### Aim of the exercise
Copy, without changes, the passage of the cyanobacteria methods text that begins with the words containing "Figure 1. Sampling" and ends with "activity against Pf3D7.".

Table 1. Antimalarial properties of marine cyanobacterial secondary metabolites.
Materials and methods
Sample collection
Cyanobacterial samples were collected in September 2008, October 2009, and December 2010 from the coastal regions of Tamil Nadu including Mandapam (9°16′55″N, 79°8′45″E), Dhanushkodi (9°14′55″N, 79°19′0″E), Thondi (9°46′35″N, 79°0′28″E), and Kanyakumari (8°04′41″N, 77°32′28″E). Furthermore, cyanobacterial samples from mangrove plants {Avicennia marina (Forssk.) Vierh., Aegiceras corniculatum (L.) Blanco, and Rhizophora apiculata Blume} were collected by scrapings from Pichavaram (11°25′47″N, 79°47′29″E) and Muthupettai (10°23′54″N, 79°30′34″E) (). Solid substrata, such as mollusc shells, sand, pieces of macroalgae, small rocks, fragments of coral reefs, sponges, boats, mangrove roots, objects that appeared blue-green in color, and sea water samples, were also collected (). Live samples were transferred into polypropylene bags containing sea water collected from the same site and transported immediately to the laboratory.
Figure 1. Sampling stations along the coastal regions of Tamil Nadu.
Table 2. Morphological features of cyanobacterial species and their antiplasmodial activity against Pf3D7.
Isolation and identification of cyanobacteria
Collected cyanobacteria were observed under a microscope and identified by their morphological features. In each case, a cyanobacterial sample of 1 g was suspended in 5 mL of ASN III medium and homogenized thoroughly using tissue homogenizer for 1 min at 27 ± 2 °C. Homogenized samples (100 µL) were transferred into 0.9% agar-containing ASN III medium petriplates and spread uniformly. The plates were kept in an illuminated culture rack with a light intensity of 16.2–20.25 μmol photons m−2 s−1and maintained at 27 ± 2 °C. The plates were observed regularly under a microscope at 10× magnification. Finally, a single strain was isolated by continuous subculturing in fresh ASN III media-containing petriplates. To avoid eukaryotic algal and fungal contamination, the cyanobacterial culture was treated with cycloheximide (100 µg mL−1) and amphotericin B (300 µg mL−1) for 2 d with intermittent shaking. The genus of isolated species was identified and photographs were taken by using binocular microscope inverted epifluorescence Model XTS, Via della Meccanica, Italy, at 100× magnification (Desikachari, Citation1959). In addition, three more cyanobacterial cultures (C18, C22, and C25) were obtained from the Germplasm of the National Facility for Marine Cyanobacteria (NFMC), Bharathidasan University, India, and mass-cultivated for extraction.

### Excerpted data
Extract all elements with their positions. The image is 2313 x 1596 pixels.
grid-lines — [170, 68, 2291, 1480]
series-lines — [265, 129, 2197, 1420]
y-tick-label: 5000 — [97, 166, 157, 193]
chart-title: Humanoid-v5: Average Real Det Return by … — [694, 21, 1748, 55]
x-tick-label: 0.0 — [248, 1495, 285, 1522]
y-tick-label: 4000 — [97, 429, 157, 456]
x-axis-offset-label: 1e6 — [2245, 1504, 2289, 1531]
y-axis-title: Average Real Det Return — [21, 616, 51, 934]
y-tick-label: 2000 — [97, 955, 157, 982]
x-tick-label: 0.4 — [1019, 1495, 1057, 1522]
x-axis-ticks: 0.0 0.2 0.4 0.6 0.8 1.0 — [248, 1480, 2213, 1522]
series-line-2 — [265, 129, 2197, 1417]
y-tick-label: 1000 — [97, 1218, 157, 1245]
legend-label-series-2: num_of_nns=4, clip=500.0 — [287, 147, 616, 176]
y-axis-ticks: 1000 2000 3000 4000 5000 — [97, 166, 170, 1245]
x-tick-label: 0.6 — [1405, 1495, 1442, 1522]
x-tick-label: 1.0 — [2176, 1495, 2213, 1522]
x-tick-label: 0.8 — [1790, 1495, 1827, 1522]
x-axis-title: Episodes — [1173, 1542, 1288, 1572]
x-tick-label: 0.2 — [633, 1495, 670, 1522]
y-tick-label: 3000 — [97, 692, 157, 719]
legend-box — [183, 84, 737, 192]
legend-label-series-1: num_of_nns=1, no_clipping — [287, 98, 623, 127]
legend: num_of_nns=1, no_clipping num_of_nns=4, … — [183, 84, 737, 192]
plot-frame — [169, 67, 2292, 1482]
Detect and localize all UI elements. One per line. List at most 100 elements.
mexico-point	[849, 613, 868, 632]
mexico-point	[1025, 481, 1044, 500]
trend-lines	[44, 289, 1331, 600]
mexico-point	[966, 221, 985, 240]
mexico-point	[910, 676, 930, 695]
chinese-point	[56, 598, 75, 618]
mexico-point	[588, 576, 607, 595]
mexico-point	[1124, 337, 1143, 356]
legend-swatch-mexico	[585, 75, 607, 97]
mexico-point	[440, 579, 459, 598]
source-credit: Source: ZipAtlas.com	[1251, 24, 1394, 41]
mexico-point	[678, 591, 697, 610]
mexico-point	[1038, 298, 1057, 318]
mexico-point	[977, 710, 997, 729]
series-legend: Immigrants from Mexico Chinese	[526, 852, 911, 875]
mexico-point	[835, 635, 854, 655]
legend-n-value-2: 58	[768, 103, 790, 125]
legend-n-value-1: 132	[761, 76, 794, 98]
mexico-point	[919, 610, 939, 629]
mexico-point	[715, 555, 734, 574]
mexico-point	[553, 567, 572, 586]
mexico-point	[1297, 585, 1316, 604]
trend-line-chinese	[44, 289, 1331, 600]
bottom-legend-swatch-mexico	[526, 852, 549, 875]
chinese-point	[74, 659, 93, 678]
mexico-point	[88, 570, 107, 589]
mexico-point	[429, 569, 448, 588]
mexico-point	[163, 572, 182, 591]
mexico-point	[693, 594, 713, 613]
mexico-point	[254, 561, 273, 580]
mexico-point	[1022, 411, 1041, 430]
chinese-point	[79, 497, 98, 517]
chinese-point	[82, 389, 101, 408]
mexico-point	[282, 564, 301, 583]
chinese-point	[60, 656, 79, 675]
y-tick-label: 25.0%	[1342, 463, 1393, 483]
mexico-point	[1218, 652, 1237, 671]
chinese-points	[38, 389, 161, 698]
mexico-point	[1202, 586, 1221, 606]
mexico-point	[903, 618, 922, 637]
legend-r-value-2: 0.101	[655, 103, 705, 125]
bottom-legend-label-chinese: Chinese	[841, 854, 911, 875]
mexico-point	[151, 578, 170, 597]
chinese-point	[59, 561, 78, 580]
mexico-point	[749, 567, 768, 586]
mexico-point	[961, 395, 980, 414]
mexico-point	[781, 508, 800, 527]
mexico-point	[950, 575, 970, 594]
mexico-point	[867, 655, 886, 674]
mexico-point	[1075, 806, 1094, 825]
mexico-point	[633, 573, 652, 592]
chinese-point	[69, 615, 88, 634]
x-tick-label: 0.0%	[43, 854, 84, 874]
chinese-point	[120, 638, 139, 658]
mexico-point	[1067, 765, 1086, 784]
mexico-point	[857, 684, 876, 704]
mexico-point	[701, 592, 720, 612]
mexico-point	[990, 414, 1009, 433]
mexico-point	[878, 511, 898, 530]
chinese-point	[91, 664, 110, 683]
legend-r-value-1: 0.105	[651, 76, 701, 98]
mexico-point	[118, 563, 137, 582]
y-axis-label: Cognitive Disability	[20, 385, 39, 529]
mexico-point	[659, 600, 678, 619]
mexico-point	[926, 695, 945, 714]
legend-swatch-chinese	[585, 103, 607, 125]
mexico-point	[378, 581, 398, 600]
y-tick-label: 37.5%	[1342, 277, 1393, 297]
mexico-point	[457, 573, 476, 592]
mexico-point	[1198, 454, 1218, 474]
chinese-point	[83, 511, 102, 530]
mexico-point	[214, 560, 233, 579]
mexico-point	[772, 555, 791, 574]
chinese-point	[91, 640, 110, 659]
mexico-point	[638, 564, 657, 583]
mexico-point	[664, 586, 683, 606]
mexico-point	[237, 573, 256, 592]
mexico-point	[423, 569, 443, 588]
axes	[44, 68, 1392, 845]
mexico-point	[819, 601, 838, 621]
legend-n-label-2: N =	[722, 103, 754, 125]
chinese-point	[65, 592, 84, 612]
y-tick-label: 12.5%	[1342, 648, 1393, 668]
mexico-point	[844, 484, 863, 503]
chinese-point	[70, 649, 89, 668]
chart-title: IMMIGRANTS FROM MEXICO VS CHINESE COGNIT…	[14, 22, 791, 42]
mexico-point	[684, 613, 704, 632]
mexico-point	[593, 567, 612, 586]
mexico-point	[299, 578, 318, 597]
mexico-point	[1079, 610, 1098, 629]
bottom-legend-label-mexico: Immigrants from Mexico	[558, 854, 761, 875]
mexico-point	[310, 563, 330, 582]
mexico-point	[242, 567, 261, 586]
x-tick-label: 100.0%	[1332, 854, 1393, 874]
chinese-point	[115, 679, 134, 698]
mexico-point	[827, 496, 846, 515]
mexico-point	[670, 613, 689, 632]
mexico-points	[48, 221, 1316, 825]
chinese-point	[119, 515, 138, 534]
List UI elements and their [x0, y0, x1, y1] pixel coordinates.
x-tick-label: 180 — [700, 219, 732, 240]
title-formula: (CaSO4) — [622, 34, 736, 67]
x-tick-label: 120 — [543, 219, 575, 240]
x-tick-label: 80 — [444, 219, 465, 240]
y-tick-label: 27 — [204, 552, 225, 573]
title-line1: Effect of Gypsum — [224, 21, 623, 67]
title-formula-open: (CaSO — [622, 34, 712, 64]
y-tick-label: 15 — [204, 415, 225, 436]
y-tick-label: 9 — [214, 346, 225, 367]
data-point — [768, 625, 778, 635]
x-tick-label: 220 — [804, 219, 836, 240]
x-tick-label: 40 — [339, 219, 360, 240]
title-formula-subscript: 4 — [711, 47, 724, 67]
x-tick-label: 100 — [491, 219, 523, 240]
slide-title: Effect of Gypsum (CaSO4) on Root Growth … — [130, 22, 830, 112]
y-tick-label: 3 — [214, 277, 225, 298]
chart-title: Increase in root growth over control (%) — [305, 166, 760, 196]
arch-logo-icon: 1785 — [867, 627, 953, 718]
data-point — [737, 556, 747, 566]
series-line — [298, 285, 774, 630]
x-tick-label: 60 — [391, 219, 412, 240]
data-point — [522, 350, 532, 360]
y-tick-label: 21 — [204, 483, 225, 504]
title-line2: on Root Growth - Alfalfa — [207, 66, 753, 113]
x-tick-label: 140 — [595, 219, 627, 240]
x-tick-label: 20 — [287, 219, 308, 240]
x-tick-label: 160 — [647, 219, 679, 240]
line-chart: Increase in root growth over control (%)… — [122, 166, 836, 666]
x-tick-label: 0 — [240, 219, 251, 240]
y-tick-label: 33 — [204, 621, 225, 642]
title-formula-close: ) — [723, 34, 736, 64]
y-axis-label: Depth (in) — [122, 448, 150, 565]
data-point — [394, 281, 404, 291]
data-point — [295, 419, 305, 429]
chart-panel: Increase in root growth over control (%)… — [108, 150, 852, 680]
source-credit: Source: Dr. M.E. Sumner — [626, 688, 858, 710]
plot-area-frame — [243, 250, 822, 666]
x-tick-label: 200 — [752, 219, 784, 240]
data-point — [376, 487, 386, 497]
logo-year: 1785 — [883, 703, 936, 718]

### Written answer
Figure 1. Sampling stations along the coastal regions of Tamil Nadu.
Table 2. Morphological features of cyanobacterial species and their antiplasmodial activity against Pf3D7.